((
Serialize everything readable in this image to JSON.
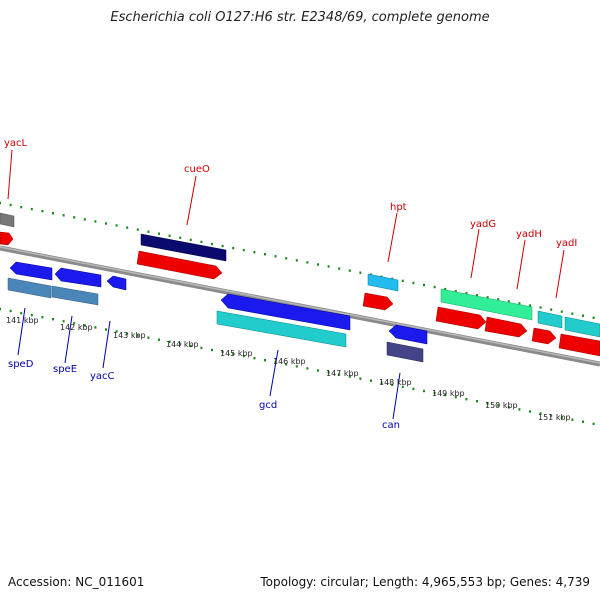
{
  "title": "Escherichia coli O127:H6 str. E2348/69, complete genome",
  "footer": {
    "accession": "Accession: NC_011601",
    "summary": "Topology: circular; Length: 4,965,553 bp; Genes: 4,739"
  },
  "colors": {
    "backbone": "#8a8a8a",
    "tick": "#1a8a1a",
    "top_gene_label": "#cc0000",
    "bottom_gene_label": "#0000aa",
    "kbp_label": "#222222"
  },
  "kbp_labels": [
    "141 kbp",
    "142 kbp",
    "143 kbp",
    "144 kbp",
    "145 kbp",
    "146 kbp",
    "147 kbp",
    "148 kbp",
    "149 kbp",
    "150 kbp",
    "151 kbp"
  ],
  "top_genes": [
    {
      "name": "yacL"
    },
    {
      "name": "cueO"
    },
    {
      "name": "hpt"
    },
    {
      "name": "yadG"
    },
    {
      "name": "yadH"
    },
    {
      "name": "yadI"
    }
  ],
  "bottom_genes": [
    {
      "name": "speD"
    },
    {
      "name": "speE"
    },
    {
      "name": "yacC"
    },
    {
      "name": "gcd"
    },
    {
      "name": "can"
    }
  ]
}
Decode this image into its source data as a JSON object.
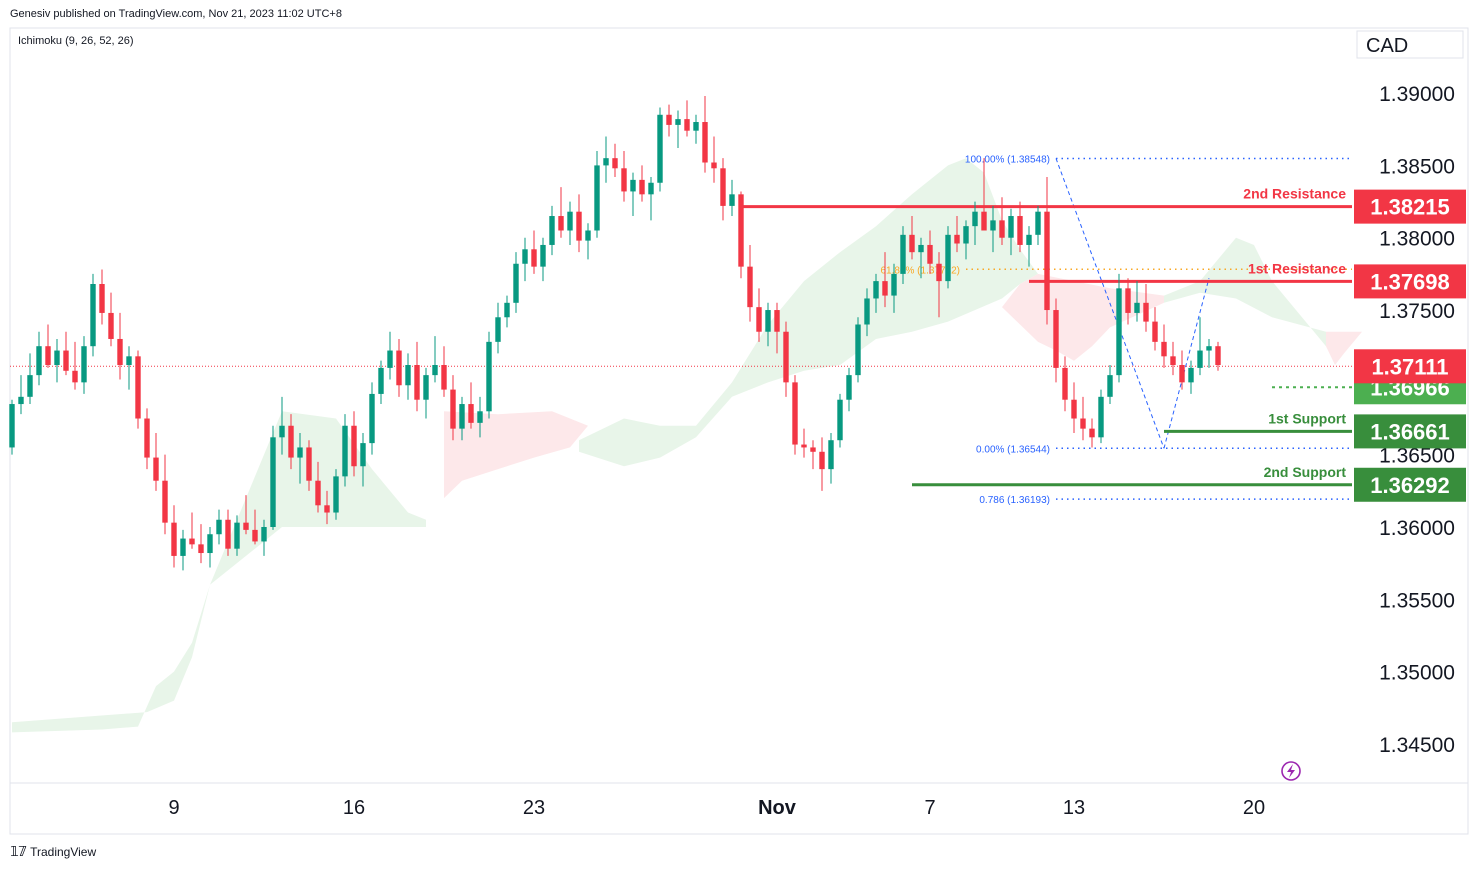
{
  "header": {
    "publisher": "Genesiv published on TradingView.com, Nov 21, 2023 11:02 UTC+8"
  },
  "indicator": {
    "label": "Ichimoku (9, 26, 52, 26)"
  },
  "currency": "CAD",
  "footer": {
    "brand": "TradingView",
    "logo": "tradingview-logo-icon"
  },
  "colors": {
    "bull": "#089981",
    "bear": "#f23645",
    "resistance": "#f23645",
    "support": "#388e3c",
    "support_lite": "#4caf50",
    "cloud_bull": "#e8f5e9",
    "cloud_bear": "#fde8ea",
    "fib": "#2962ff"
  },
  "chart_data": {
    "type": "candlestick",
    "ylim": [
      1.3423,
      1.3945
    ],
    "y_ticks": [
      "1.39000",
      "1.38500",
      "1.38000",
      "1.37500",
      "1.36500",
      "1.36000",
      "1.35500",
      "1.35000",
      "1.34500"
    ],
    "x_ticks": [
      {
        "label": "9",
        "bar": 18
      },
      {
        "label": "16",
        "bar": 38
      },
      {
        "label": "23",
        "bar": 58
      },
      {
        "label": "Nov",
        "bar": 85,
        "bold": true
      },
      {
        "label": "7",
        "bar": 102
      },
      {
        "label": "13",
        "bar": 118
      },
      {
        "label": "20",
        "bar": 138
      }
    ],
    "candles": [
      [
        1.3655,
        1.3688,
        1.365,
        1.3685
      ],
      [
        1.3685,
        1.3705,
        1.3678,
        1.369
      ],
      [
        1.369,
        1.372,
        1.3685,
        1.3705
      ],
      [
        1.3705,
        1.3735,
        1.3698,
        1.3725
      ],
      [
        1.3725,
        1.374,
        1.371,
        1.3712
      ],
      [
        1.3712,
        1.373,
        1.37,
        1.3722
      ],
      [
        1.3722,
        1.3735,
        1.3705,
        1.3708
      ],
      [
        1.3708,
        1.3728,
        1.3695,
        1.37
      ],
      [
        1.37,
        1.3732,
        1.3692,
        1.3725
      ],
      [
        1.3725,
        1.3775,
        1.3718,
        1.3768
      ],
      [
        1.3768,
        1.3778,
        1.374,
        1.3748
      ],
      [
        1.3748,
        1.3762,
        1.3725,
        1.373
      ],
      [
        1.373,
        1.3748,
        1.3702,
        1.3712
      ],
      [
        1.3712,
        1.3725,
        1.3695,
        1.3718
      ],
      [
        1.3718,
        1.3722,
        1.3668,
        1.3675
      ],
      [
        1.3675,
        1.3682,
        1.364,
        1.3648
      ],
      [
        1.3648,
        1.3665,
        1.3625,
        1.3632
      ],
      [
        1.3632,
        1.365,
        1.3595,
        1.3603
      ],
      [
        1.3603,
        1.3615,
        1.3572,
        1.358
      ],
      [
        1.358,
        1.3598,
        1.357,
        1.3592
      ],
      [
        1.3592,
        1.361,
        1.3585,
        1.3588
      ],
      [
        1.3588,
        1.3602,
        1.3575,
        1.3582
      ],
      [
        1.3582,
        1.36,
        1.3572,
        1.3595
      ],
      [
        1.3595,
        1.3612,
        1.3588,
        1.3605
      ],
      [
        1.3605,
        1.3612,
        1.358,
        1.3585
      ],
      [
        1.3585,
        1.3608,
        1.358,
        1.3603
      ],
      [
        1.3603,
        1.3622,
        1.3595,
        1.3598
      ],
      [
        1.3598,
        1.3612,
        1.3588,
        1.359
      ],
      [
        1.359,
        1.3605,
        1.358,
        1.36
      ],
      [
        1.36,
        1.367,
        1.3598,
        1.3662
      ],
      [
        1.3662,
        1.369,
        1.365,
        1.367
      ],
      [
        1.367,
        1.3678,
        1.364,
        1.3648
      ],
      [
        1.3648,
        1.3665,
        1.363,
        1.3655
      ],
      [
        1.3655,
        1.366,
        1.3625,
        1.3632
      ],
      [
        1.3632,
        1.3645,
        1.361,
        1.3615
      ],
      [
        1.3615,
        1.3625,
        1.3602,
        1.361
      ],
      [
        1.361,
        1.364,
        1.3605,
        1.3635
      ],
      [
        1.3635,
        1.3678,
        1.3628,
        1.367
      ],
      [
        1.367,
        1.368,
        1.3635,
        1.3642
      ],
      [
        1.3642,
        1.3665,
        1.3628,
        1.3658
      ],
      [
        1.3658,
        1.37,
        1.365,
        1.3692
      ],
      [
        1.3692,
        1.3715,
        1.3685,
        1.371
      ],
      [
        1.371,
        1.3735,
        1.3702,
        1.3722
      ],
      [
        1.3722,
        1.373,
        1.369,
        1.3698
      ],
      [
        1.3698,
        1.372,
        1.3688,
        1.3712
      ],
      [
        1.3712,
        1.3728,
        1.368,
        1.3688
      ],
      [
        1.3688,
        1.371,
        1.3675,
        1.3705
      ],
      [
        1.3705,
        1.3732,
        1.37,
        1.3712
      ],
      [
        1.3712,
        1.3725,
        1.369,
        1.3695
      ],
      [
        1.3695,
        1.3705,
        1.366,
        1.3668
      ],
      [
        1.3668,
        1.369,
        1.366,
        1.3685
      ],
      [
        1.3685,
        1.37,
        1.3668,
        1.3672
      ],
      [
        1.3672,
        1.369,
        1.3662,
        1.368
      ],
      [
        1.368,
        1.3735,
        1.3675,
        1.3728
      ],
      [
        1.3728,
        1.3755,
        1.372,
        1.3745
      ],
      [
        1.3745,
        1.376,
        1.3738,
        1.3755
      ],
      [
        1.3755,
        1.379,
        1.3748,
        1.3782
      ],
      [
        1.3782,
        1.38,
        1.377,
        1.3792
      ],
      [
        1.3792,
        1.3805,
        1.3775,
        1.378
      ],
      [
        1.378,
        1.38,
        1.377,
        1.3795
      ],
      [
        1.3795,
        1.3822,
        1.3788,
        1.3815
      ],
      [
        1.3815,
        1.3835,
        1.38,
        1.3805
      ],
      [
        1.3805,
        1.3825,
        1.3795,
        1.3818
      ],
      [
        1.3818,
        1.383,
        1.379,
        1.3798
      ],
      [
        1.3798,
        1.381,
        1.3785,
        1.3805
      ],
      [
        1.3805,
        1.386,
        1.38,
        1.385
      ],
      [
        1.385,
        1.387,
        1.3838,
        1.3855
      ],
      [
        1.3855,
        1.3865,
        1.3842,
        1.3848
      ],
      [
        1.3848,
        1.386,
        1.3825,
        1.3832
      ],
      [
        1.3832,
        1.3845,
        1.3815,
        1.384
      ],
      [
        1.384,
        1.385,
        1.3825,
        1.383
      ],
      [
        1.383,
        1.3842,
        1.3812,
        1.3838
      ],
      [
        1.3838,
        1.389,
        1.3832,
        1.3885
      ],
      [
        1.3885,
        1.3892,
        1.387,
        1.3878
      ],
      [
        1.3878,
        1.3888,
        1.3862,
        1.3882
      ],
      [
        1.3882,
        1.3895,
        1.387,
        1.3874
      ],
      [
        1.3874,
        1.3885,
        1.3865,
        1.388
      ],
      [
        1.388,
        1.3898,
        1.3845,
        1.3852
      ],
      [
        1.3852,
        1.387,
        1.3838,
        1.3848
      ],
      [
        1.3848,
        1.3855,
        1.3812,
        1.3822
      ],
      [
        1.3822,
        1.384,
        1.3815,
        1.383
      ],
      [
        1.383,
        1.3832,
        1.3772,
        1.378
      ],
      [
        1.378,
        1.3795,
        1.3742,
        1.3752
      ],
      [
        1.3752,
        1.3765,
        1.3728,
        1.3735
      ],
      [
        1.3735,
        1.3755,
        1.3725,
        1.375
      ],
      [
        1.375,
        1.3755,
        1.372,
        1.3735
      ],
      [
        1.3735,
        1.3742,
        1.369,
        1.37
      ],
      [
        1.37,
        1.3705,
        1.365,
        1.3657
      ],
      [
        1.3657,
        1.3668,
        1.3648,
        1.3655
      ],
      [
        1.3655,
        1.366,
        1.364,
        1.3652
      ],
      [
        1.3652,
        1.3662,
        1.3625,
        1.364
      ],
      [
        1.364,
        1.3665,
        1.363,
        1.366
      ],
      [
        1.366,
        1.3692,
        1.3655,
        1.3688
      ],
      [
        1.3688,
        1.371,
        1.368,
        1.3705
      ],
      [
        1.3705,
        1.3745,
        1.37,
        1.374
      ],
      [
        1.374,
        1.3765,
        1.3732,
        1.3758
      ],
      [
        1.3758,
        1.3775,
        1.3748,
        1.377
      ],
      [
        1.377,
        1.379,
        1.3752,
        1.376
      ],
      [
        1.376,
        1.3782,
        1.3748,
        1.3775
      ],
      [
        1.3775,
        1.3808,
        1.3768,
        1.3802
      ],
      [
        1.3802,
        1.3815,
        1.3785,
        1.379
      ],
      [
        1.379,
        1.38,
        1.3772,
        1.3795
      ],
      [
        1.3795,
        1.3805,
        1.3775,
        1.3782
      ],
      [
        1.3782,
        1.379,
        1.3745,
        1.377
      ],
      [
        1.377,
        1.3808,
        1.3765,
        1.3802
      ],
      [
        1.3802,
        1.3815,
        1.379,
        1.3796
      ],
      [
        1.3796,
        1.3812,
        1.3785,
        1.3808
      ],
      [
        1.3808,
        1.3825,
        1.3795,
        1.3818
      ],
      [
        1.3818,
        1.3855,
        1.381,
        1.3805
      ],
      [
        1.3805,
        1.3822,
        1.379,
        1.3812
      ],
      [
        1.3812,
        1.3828,
        1.3795,
        1.38
      ],
      [
        1.38,
        1.382,
        1.3788,
        1.3815
      ],
      [
        1.3815,
        1.3825,
        1.379,
        1.3795
      ],
      [
        1.3795,
        1.3808,
        1.378,
        1.3802
      ],
      [
        1.3802,
        1.3822,
        1.3795,
        1.3818
      ],
      [
        1.3818,
        1.3842,
        1.374,
        1.375
      ],
      [
        1.375,
        1.3758,
        1.37,
        1.371
      ],
      [
        1.371,
        1.3718,
        1.368,
        1.3688
      ],
      [
        1.3688,
        1.37,
        1.3665,
        1.3675
      ],
      [
        1.3675,
        1.369,
        1.366,
        1.3668
      ],
      [
        1.3668,
        1.3675,
        1.3655,
        1.3662
      ],
      [
        1.3662,
        1.3695,
        1.3658,
        1.369
      ],
      [
        1.369,
        1.3712,
        1.3685,
        1.3705
      ],
      [
        1.3705,
        1.3775,
        1.37,
        1.3765
      ],
      [
        1.3765,
        1.3772,
        1.374,
        1.3748
      ],
      [
        1.3748,
        1.377,
        1.3742,
        1.3755
      ],
      [
        1.3755,
        1.3768,
        1.3735,
        1.3742
      ],
      [
        1.3742,
        1.3752,
        1.3722,
        1.3728
      ],
      [
        1.3728,
        1.374,
        1.371,
        1.3718
      ],
      [
        1.3718,
        1.3728,
        1.3705,
        1.3712
      ],
      [
        1.3712,
        1.3722,
        1.3695,
        1.37
      ],
      [
        1.37,
        1.3715,
        1.3692,
        1.371
      ],
      [
        1.371,
        1.3745,
        1.3705,
        1.3722
      ],
      [
        1.3722,
        1.373,
        1.371,
        1.3725
      ],
      [
        1.3725,
        1.3728,
        1.3708,
        1.3712
      ]
    ],
    "cloud": {
      "bull": [
        [
          0,
          [
            [
              0,
              1.3465
            ],
            [
              15,
              1.3472
            ],
            [
              18,
              1.348
            ],
            [
              20,
              1.351
            ],
            [
              22,
              1.356
            ],
            [
              26,
              1.362
            ],
            [
              30,
              1.368
            ],
            [
              36,
              1.3675
            ],
            [
              40,
              1.364
            ],
            [
              44,
              1.361
            ],
            [
              46,
              1.3605
            ],
            [
              46,
              1.36
            ],
            [
              40,
              1.36
            ],
            [
              30,
              1.36
            ],
            [
              26,
              1.358
            ],
            [
              22,
              1.356
            ],
            [
              20,
              1.352
            ],
            [
              18,
              1.35
            ],
            [
              16,
              1.349
            ],
            [
              14,
              1.3462
            ],
            [
              10,
              1.346
            ],
            [
              0,
              1.3458
            ]
          ]
        ],
        [
          1,
          [
            [
              63,
              1.366
            ],
            [
              68,
              1.3675
            ],
            [
              72,
              1.367
            ],
            [
              76,
              1.367
            ],
            [
              80,
              1.37
            ],
            [
              84,
              1.374
            ],
            [
              88,
              1.377
            ],
            [
              92,
              1.379
            ],
            [
              96,
              1.3808
            ],
            [
              100,
              1.383
            ],
            [
              104,
              1.385
            ],
            [
              106,
              1.3855
            ],
            [
              108,
              1.3845
            ],
            [
              110,
              1.3812
            ],
            [
              112,
              1.3792
            ],
            [
              114,
              1.3775
            ],
            [
              112,
              1.3768
            ],
            [
              110,
              1.3758
            ],
            [
              104,
              1.3742
            ],
            [
              100,
              1.3735
            ],
            [
              96,
              1.373
            ],
            [
              92,
              1.3712
            ],
            [
              88,
              1.3708
            ],
            [
              84,
              1.37
            ],
            [
              80,
              1.369
            ],
            [
              76,
              1.3662
            ],
            [
              72,
              1.3648
            ],
            [
              68,
              1.3642
            ],
            [
              63,
              1.3652
            ]
          ]
        ],
        [
          2,
          [
            [
              128,
              1.376
            ],
            [
              132,
              1.377
            ],
            [
              134,
              1.3785
            ],
            [
              136,
              1.38
            ],
            [
              138,
              1.3795
            ],
            [
              140,
              1.377
            ],
            [
              144,
              1.374
            ],
            [
              146,
              1.3725
            ],
            [
              146,
              1.3735
            ],
            [
              140,
              1.3745
            ],
            [
              136,
              1.3758
            ],
            [
              132,
              1.3762
            ],
            [
              128,
              1.3755
            ]
          ]
        ]
      ],
      "bear": [
        [
          0,
          [
            [
              48,
              1.368
            ],
            [
              54,
              1.3678
            ],
            [
              60,
              1.368
            ],
            [
              64,
              1.367
            ],
            [
              62,
              1.3655
            ],
            [
              58,
              1.3648
            ],
            [
              54,
              1.364
            ],
            [
              50,
              1.3632
            ],
            [
              48,
              1.362
            ]
          ]
        ],
        [
          1,
          [
            [
              114,
              1.3775
            ],
            [
              118,
              1.377
            ],
            [
              122,
              1.3765
            ],
            [
              128,
              1.376
            ],
            [
              128,
              1.3755
            ],
            [
              122,
              1.3738
            ],
            [
              120,
              1.3725
            ],
            [
              118,
              1.3715
            ],
            [
              116,
              1.3722
            ],
            [
              114,
              1.3728
            ],
            [
              112,
              1.374
            ],
            [
              110,
              1.3752
            ],
            [
              112,
              1.3768
            ]
          ]
        ],
        [
          2,
          [
            [
              146,
              1.3735
            ],
            [
              150,
              1.3735
            ],
            [
              148,
              1.372
            ],
            [
              147,
              1.3712
            ],
            [
              146,
              1.3725
            ]
          ]
        ]
      ]
    },
    "fib": {
      "level_100": "100.00% (1.38548)",
      "level_618": "61.80% (1.37782)",
      "level_0": "0.00% (1.36544)",
      "level_786": "0.786 (1.36193)"
    },
    "last_price": 1.37111,
    "levels": [
      {
        "name": "2nd Resistance",
        "value": "1.38215",
        "kind": "resistance"
      },
      {
        "name": "1st Resistance",
        "value": "1.37698",
        "kind": "resistance"
      },
      {
        "name": "",
        "value": "1.36966",
        "kind": "support_lite"
      },
      {
        "name": "1st Support",
        "value": "1.36661",
        "kind": "support"
      },
      {
        "name": "2nd Support",
        "value": "1.36292",
        "kind": "support"
      }
    ],
    "price_tag": "1.37111"
  }
}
))
Task objective: Every line containing the string "image" in the entries should be counted; give the resulting number and nothing else.

Answer for this exercise: 2